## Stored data
◆ ◆ ◆ ◆
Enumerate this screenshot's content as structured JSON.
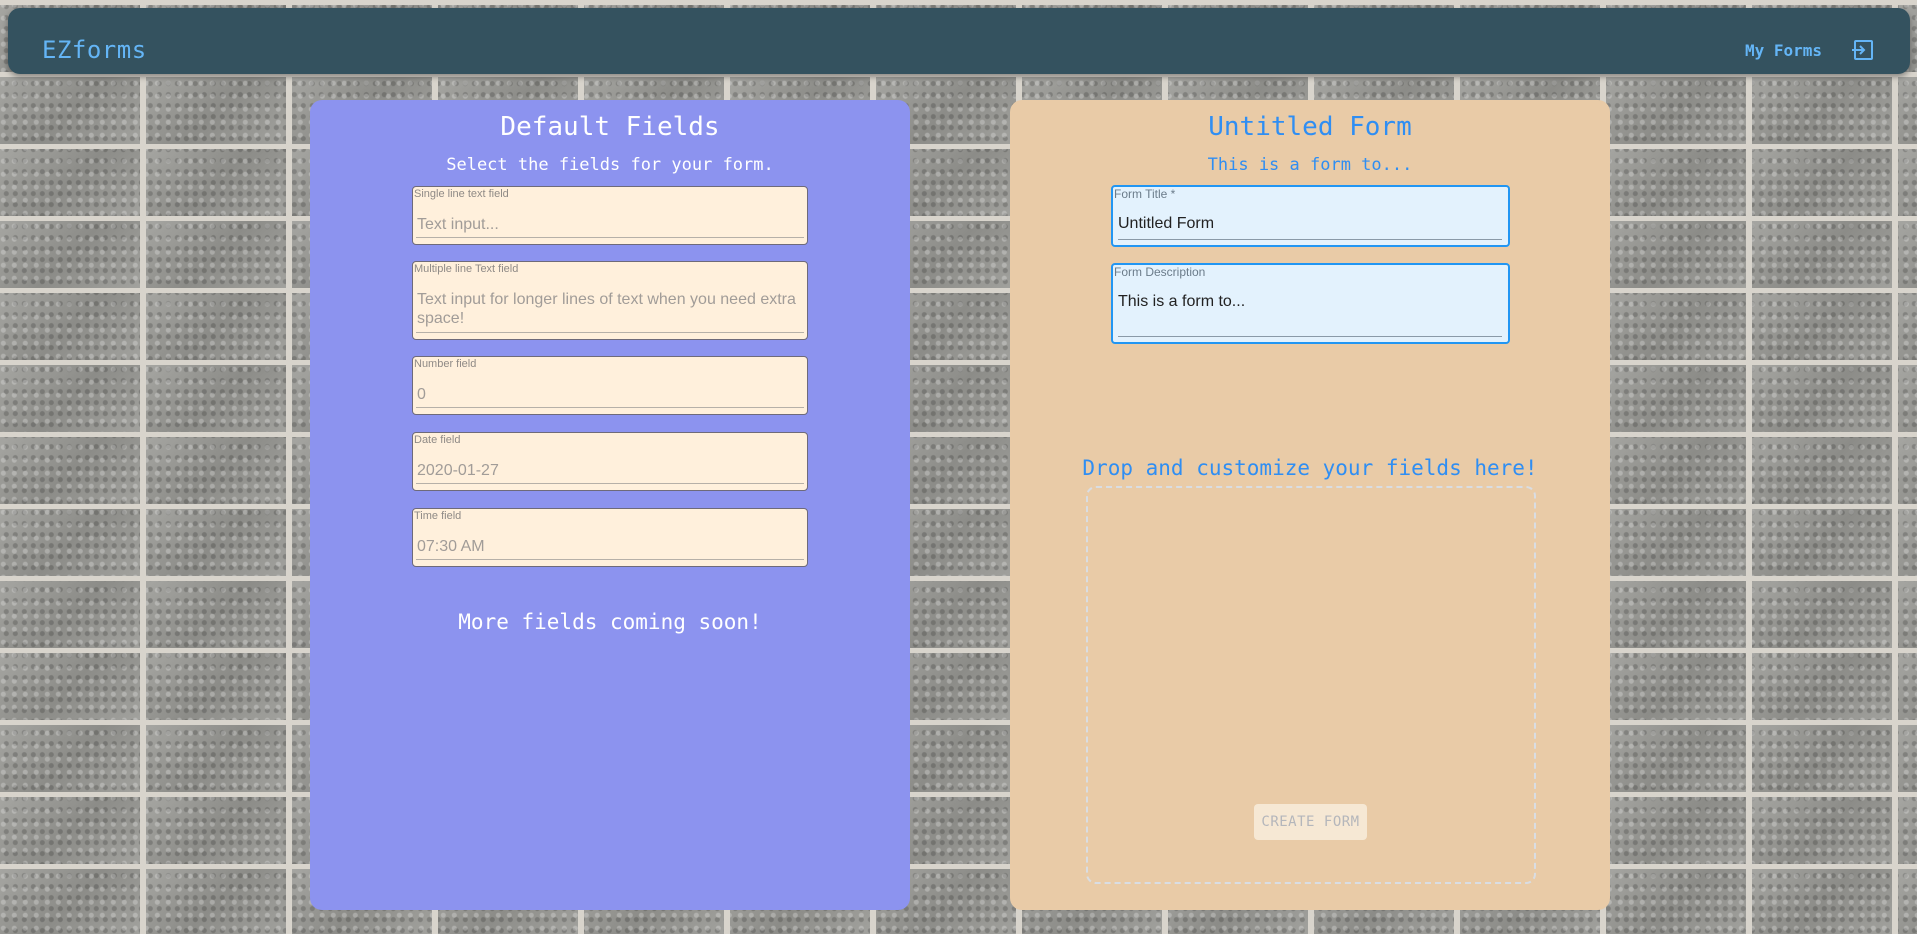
{
  "header": {
    "brand": "EZforms",
    "my_forms_label": "My Forms",
    "logout_icon": "logout-icon"
  },
  "left_panel": {
    "title": "Default Fields",
    "subtitle": "Select the fields for your form.",
    "fields": [
      {
        "label": "Single line text field",
        "value": "Text input..."
      },
      {
        "label": "Multiple line Text field",
        "value": "Text input for longer lines of text when you need extra space!"
      },
      {
        "label": "Number field",
        "value": "0"
      },
      {
        "label": "Date field",
        "value": "2020-01-27"
      },
      {
        "label": "Time field",
        "value": "07:30 AM"
      }
    ],
    "footer_note": "More fields coming soon!"
  },
  "right_panel": {
    "title": "Untitled Form",
    "subtitle": "This is a form to...",
    "form_title": {
      "label": "Form Title *",
      "value": "Untitled Form"
    },
    "form_description": {
      "label": "Form Description",
      "value": "This is a form to..."
    },
    "drop_title": "Drop and customize your fields here!",
    "create_button": "CREATE FORM"
  },
  "colors": {
    "header_bg": "#34525f",
    "accent_blue": "#64b5f6",
    "left_panel_bg": "#8c93ef",
    "right_panel_bg": "#e9cba7",
    "field_bg": "#fff0dc",
    "input_focus": "#2196f3"
  }
}
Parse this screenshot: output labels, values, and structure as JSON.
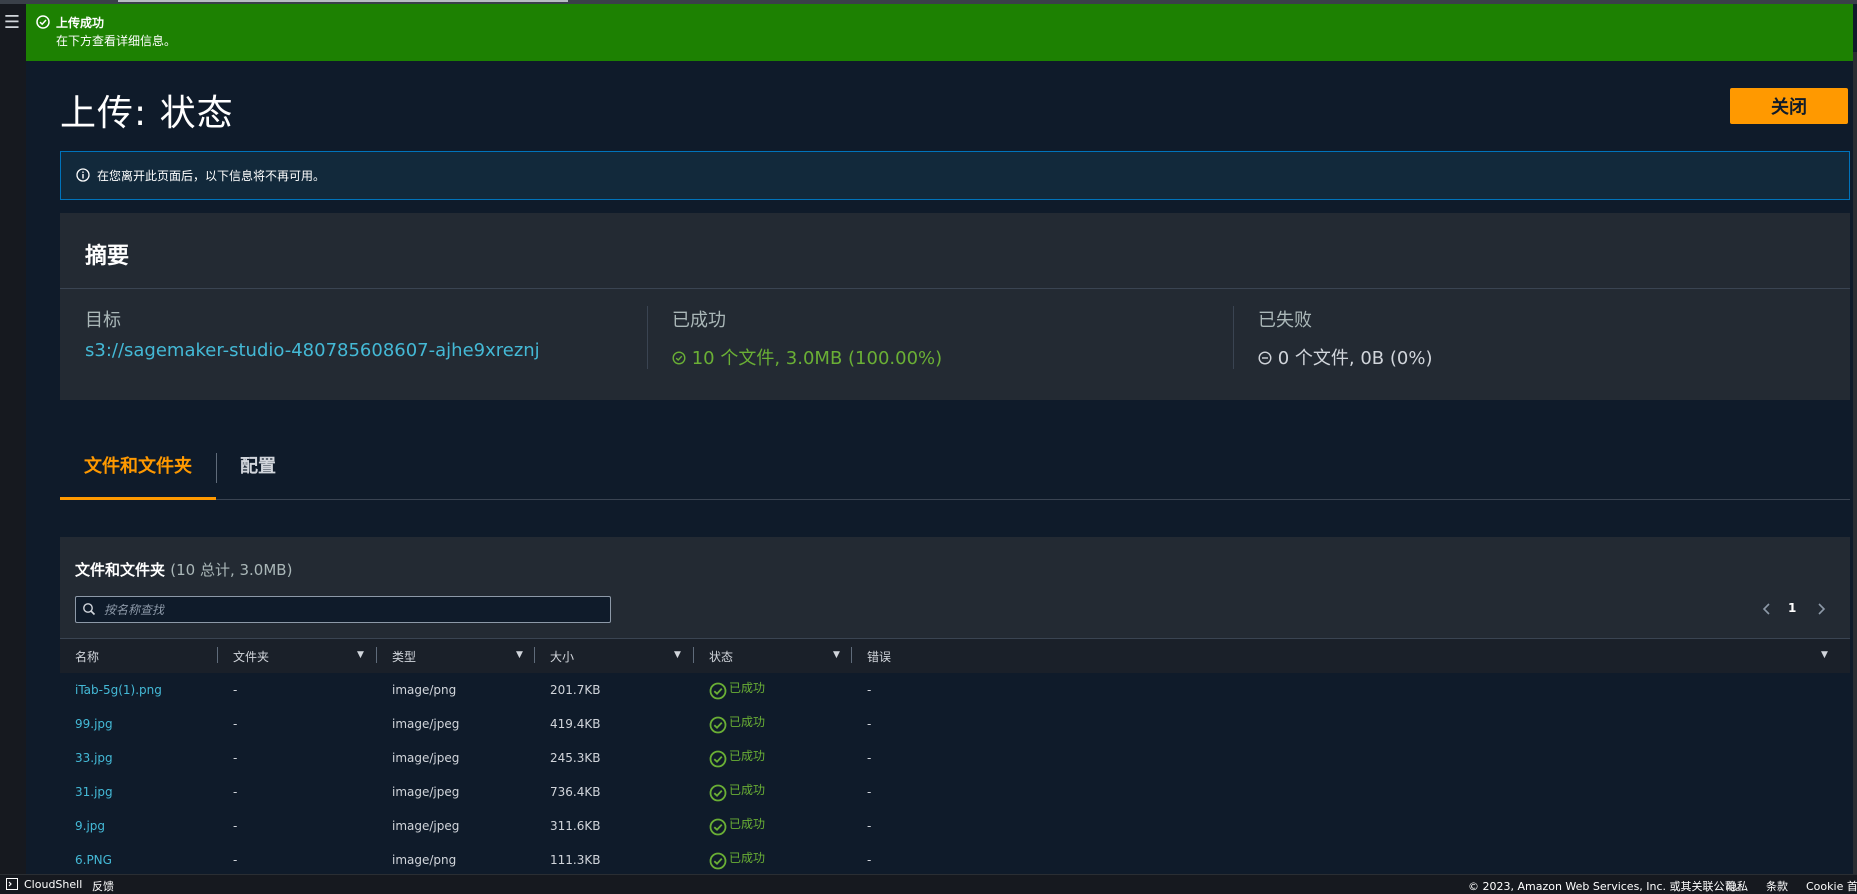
{
  "flash": {
    "title": "上传成功",
    "subtitle": "在下方查看详细信息。"
  },
  "header": {
    "title": "上传: 状态",
    "close_label": "关闭"
  },
  "info_alert": {
    "text": "在您离开此页面后，以下信息将不再可用。"
  },
  "summary": {
    "heading": "摘要",
    "destination_label": "目标",
    "destination_value": "s3://sagemaker-studio-480785608607-ajhe9xreznj",
    "succeeded_label": "已成功",
    "succeeded_value": "10 个文件, 3.0MB (100.00%)",
    "failed_label": "已失败",
    "failed_value": "0 个文件, 0B (0%)"
  },
  "tabs": [
    {
      "label": "文件和文件夹",
      "active": true
    },
    {
      "label": "配置",
      "active": false
    }
  ],
  "files_panel": {
    "title": "文件和文件夹",
    "count": "(10 总计, 3.0MB)",
    "search_placeholder": "按名称查找",
    "page": "1",
    "columns": [
      "名称",
      "文件夹",
      "类型",
      "大小",
      "状态",
      "错误"
    ],
    "rows": [
      {
        "name": "iTab-5g(1).png",
        "folder": "-",
        "type": "image/png",
        "size": "201.7KB",
        "status": "已成功",
        "error": "-"
      },
      {
        "name": "99.jpg",
        "folder": "-",
        "type": "image/jpeg",
        "size": "419.4KB",
        "status": "已成功",
        "error": "-"
      },
      {
        "name": "33.jpg",
        "folder": "-",
        "type": "image/jpeg",
        "size": "245.3KB",
        "status": "已成功",
        "error": "-"
      },
      {
        "name": "31.jpg",
        "folder": "-",
        "type": "image/jpeg",
        "size": "736.4KB",
        "status": "已成功",
        "error": "-"
      },
      {
        "name": "9.jpg",
        "folder": "-",
        "type": "image/jpeg",
        "size": "311.6KB",
        "status": "已成功",
        "error": "-"
      },
      {
        "name": "6.PNG",
        "folder": "-",
        "type": "image/png",
        "size": "111.3KB",
        "status": "已成功",
        "error": "-"
      }
    ]
  },
  "footer": {
    "cloudshell": "CloudShell",
    "feedback": "反馈",
    "copyright": "© 2023, Amazon Web Services, Inc. 或其关联公司。",
    "privacy": "隐私",
    "terms": "条款",
    "cookie": "Cookie 首选项"
  },
  "colors": {
    "success_green": "#1d8102",
    "accent_orange": "#ff9900",
    "link_blue": "#44b9d6",
    "status_green": "#6aaf35"
  },
  "icons": [
    "menu-icon",
    "check-circle-icon",
    "info-icon",
    "minus-circle-icon",
    "search-icon",
    "chevron-left-icon",
    "chevron-right-icon",
    "caret-down-icon",
    "cloudshell-icon"
  ]
}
◆ ◆ ◆ ◆
## Short problem
Please write out all the data again word for word, but not the pictures.

## Response
Enumerate this screenshot's content as structured JSON.
{
  "header": {
    "brand": "EZforms",
    "my_forms_label": "My Forms",
    "logout_icon": "logout-icon"
  },
  "left_panel": {
    "title": "Default Fields",
    "subtitle": "Select the fields for your form.",
    "fields": [
      {
        "label": "Single line text field",
        "value": "Text input..."
      },
      {
        "label": "Multiple line Text field",
        "value": "Text input for longer lines of text when you need extra space!"
      },
      {
        "label": "Number field",
        "value": "0"
      },
      {
        "label": "Date field",
        "value": "2020-01-27"
      },
      {
        "label": "Time field",
        "value": "07:30 AM"
      }
    ],
    "footer_note": "More fields coming soon!"
  },
  "right_panel": {
    "title": "Untitled Form",
    "subtitle": "This is a form to...",
    "form_title": {
      "label": "Form Title *",
      "value": "Untitled Form"
    },
    "form_description": {
      "label": "Form Description",
      "value": "This is a form to..."
    },
    "drop_title": "Drop and customize your fields here!",
    "create_button": "CREATE FORM"
  },
  "colors": {
    "header_bg": "#34525f",
    "accent_blue": "#64b5f6",
    "left_panel_bg": "#8c93ef",
    "right_panel_bg": "#e9cba7",
    "field_bg": "#fff0dc",
    "input_focus": "#2196f3"
  }
}
Parse this screenshot: output labels, values, and structure as JSON.
{
  "flash": {
    "title": "上传成功",
    "subtitle": "在下方查看详细信息。"
  },
  "header": {
    "title": "上传: 状态",
    "close_label": "关闭"
  },
  "info_alert": {
    "text": "在您离开此页面后，以下信息将不再可用。"
  },
  "summary": {
    "heading": "摘要",
    "destination_label": "目标",
    "destination_value": "s3://sagemaker-studio-480785608607-ajhe9xreznj",
    "succeeded_label": "已成功",
    "succeeded_value": "10 个文件, 3.0MB (100.00%)",
    "failed_label": "已失败",
    "failed_value": "0 个文件, 0B (0%)"
  },
  "tabs": [
    {
      "label": "文件和文件夹",
      "active": true
    },
    {
      "label": "配置",
      "active": false
    }
  ],
  "files_panel": {
    "title": "文件和文件夹",
    "count": "(10 总计, 3.0MB)",
    "search_placeholder": "按名称查找",
    "page": "1",
    "columns": [
      "名称",
      "文件夹",
      "类型",
      "大小",
      "状态",
      "错误"
    ],
    "rows": [
      {
        "name": "iTab-5g(1).png",
        "folder": "-",
        "type": "image/png",
        "size": "201.7KB",
        "status": "已成功",
        "error": "-"
      },
      {
        "name": "99.jpg",
        "folder": "-",
        "type": "image/jpeg",
        "size": "419.4KB",
        "status": "已成功",
        "error": "-"
      },
      {
        "name": "33.jpg",
        "folder": "-",
        "type": "image/jpeg",
        "size": "245.3KB",
        "status": "已成功",
        "error": "-"
      },
      {
        "name": "31.jpg",
        "folder": "-",
        "type": "image/jpeg",
        "size": "736.4KB",
        "status": "已成功",
        "error": "-"
      },
      {
        "name": "9.jpg",
        "folder": "-",
        "type": "image/jpeg",
        "size": "311.6KB",
        "status": "已成功",
        "error": "-"
      },
      {
        "name": "6.PNG",
        "folder": "-",
        "type": "image/png",
        "size": "111.3KB",
        "status": "已成功",
        "error": "-"
      }
    ]
  },
  "footer": {
    "cloudshell": "CloudShell",
    "feedback": "反馈",
    "copyright": "© 2023, Amazon Web Services, Inc. 或其关联公司。",
    "privacy": "隐私",
    "terms": "条款",
    "cookie": "Cookie 首选项"
  },
  "colors": {
    "success_green": "#1d8102",
    "accent_orange": "#ff9900",
    "link_blue": "#44b9d6",
    "status_green": "#6aaf35"
  },
  "icons": [
    "menu-icon",
    "check-circle-icon",
    "info-icon",
    "minus-circle-icon",
    "search-icon",
    "chevron-left-icon",
    "chevron-right-icon",
    "caret-down-icon",
    "cloudshell-icon"
  ]
}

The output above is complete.